Given request:
Each entry should be quoted word for word, including every mark of punctuation.

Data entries

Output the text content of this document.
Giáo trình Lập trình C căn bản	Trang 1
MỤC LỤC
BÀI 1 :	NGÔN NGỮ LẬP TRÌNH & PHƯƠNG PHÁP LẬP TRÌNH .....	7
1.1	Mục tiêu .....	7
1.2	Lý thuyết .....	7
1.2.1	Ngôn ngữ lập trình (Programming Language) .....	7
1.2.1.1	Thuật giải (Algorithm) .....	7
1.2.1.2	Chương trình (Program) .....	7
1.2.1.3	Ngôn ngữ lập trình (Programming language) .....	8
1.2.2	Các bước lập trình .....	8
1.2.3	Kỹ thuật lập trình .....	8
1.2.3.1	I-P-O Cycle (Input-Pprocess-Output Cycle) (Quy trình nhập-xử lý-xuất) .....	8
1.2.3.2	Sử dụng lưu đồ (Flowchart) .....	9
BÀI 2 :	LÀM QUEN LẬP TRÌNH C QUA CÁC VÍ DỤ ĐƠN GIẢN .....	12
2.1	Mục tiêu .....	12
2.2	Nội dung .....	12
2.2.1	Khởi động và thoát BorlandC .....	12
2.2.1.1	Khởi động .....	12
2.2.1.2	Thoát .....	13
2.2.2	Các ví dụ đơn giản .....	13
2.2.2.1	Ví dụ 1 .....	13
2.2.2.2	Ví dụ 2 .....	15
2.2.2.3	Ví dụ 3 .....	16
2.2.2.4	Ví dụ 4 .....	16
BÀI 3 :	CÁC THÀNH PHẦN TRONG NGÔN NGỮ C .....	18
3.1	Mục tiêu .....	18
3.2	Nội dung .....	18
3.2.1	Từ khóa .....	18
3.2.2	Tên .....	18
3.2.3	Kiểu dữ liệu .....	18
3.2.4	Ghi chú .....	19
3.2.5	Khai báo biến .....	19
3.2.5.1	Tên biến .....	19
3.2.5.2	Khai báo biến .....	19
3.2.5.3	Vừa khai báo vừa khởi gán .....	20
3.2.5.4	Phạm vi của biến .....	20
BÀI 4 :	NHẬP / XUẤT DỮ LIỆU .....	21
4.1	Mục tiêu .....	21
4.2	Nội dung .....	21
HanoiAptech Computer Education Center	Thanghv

Task output:
Output the text content of this document.
Giáo trình Lập trình C căn bản	Trang 1
MỤC LỤC
BÀI 1 :	NGÔN NGỮ LẬP TRÌNH & PHƯƠNG PHÁP LẬP TRÌNH .....	7
1.1	Mục tiêu .....	7
1.2	Lý thuyết .....	7
1.2.1	Ngôn ngữ lập trình (Programming Language) .....	7
1.2.1.1	Thuật giải (Algorithm) .....	7
1.2.1.2	Chương trình (Program) .....	7
1.2.1.3	Ngôn ngữ lập trình (Programming language) .....	8
1.2.2	Các bước lập trình .....	8
1.2.3	Kỹ thuật lập trình .....	8
1.2.3.1	I-P-O Cycle (Input-Pprocess-Output Cycle) (Quy trình nhập-xử lý-xuất) .....	8
1.2.3.2	Sử dụng lưu đồ (Flowchart) .....	9
BÀI 2 :	LÀM QUEN LẬP TRÌNH C QUA CÁC VÍ DỤ ĐƠN GIẢN .....	12
2.1	Mục tiêu .....	12
2.2	Nội dung .....	12
2.2.1	Khởi động và thoát BorlandC .....	12
2.2.1.1	Khởi động .....	12
2.2.1.2	Thoát .....	13
2.2.2	Các ví dụ đơn giản .....	13
2.2.2.1	Ví dụ 1 .....	13
2.2.2.2	Ví dụ 2 .....	15
2.2.2.3	Ví dụ 3 .....	16
2.2.2.4	Ví dụ 4 .....	16
BÀI 3 :	CÁC THÀNH PHẦN TRONG NGÔN NGỮ C .....	18
3.1	Mục tiêu .....	18
3.2	Nội dung .....	18
3.2.1	Từ khóa .....	18
3.2.2	Tên .....	18
3.2.3	Kiểu dữ liệu .....	18
3.2.4	Ghi chú .....	19
3.2.5	Khai báo biến .....	19
3.2.5.1	Tên biến .....	19
3.2.5.2	Khai báo biến .....	19
3.2.5.3	Vừa khai báo vừa khởi gán .....	20
3.2.5.4	Phạm vi của biến .....	20
BÀI 4 :	NHẬP / XUẤT DỮ LIỆU .....	21
4.1	Mục tiêu .....	21
4.2	Nội dung .....	21
HanoiAptech Computer Education Center	Thanghv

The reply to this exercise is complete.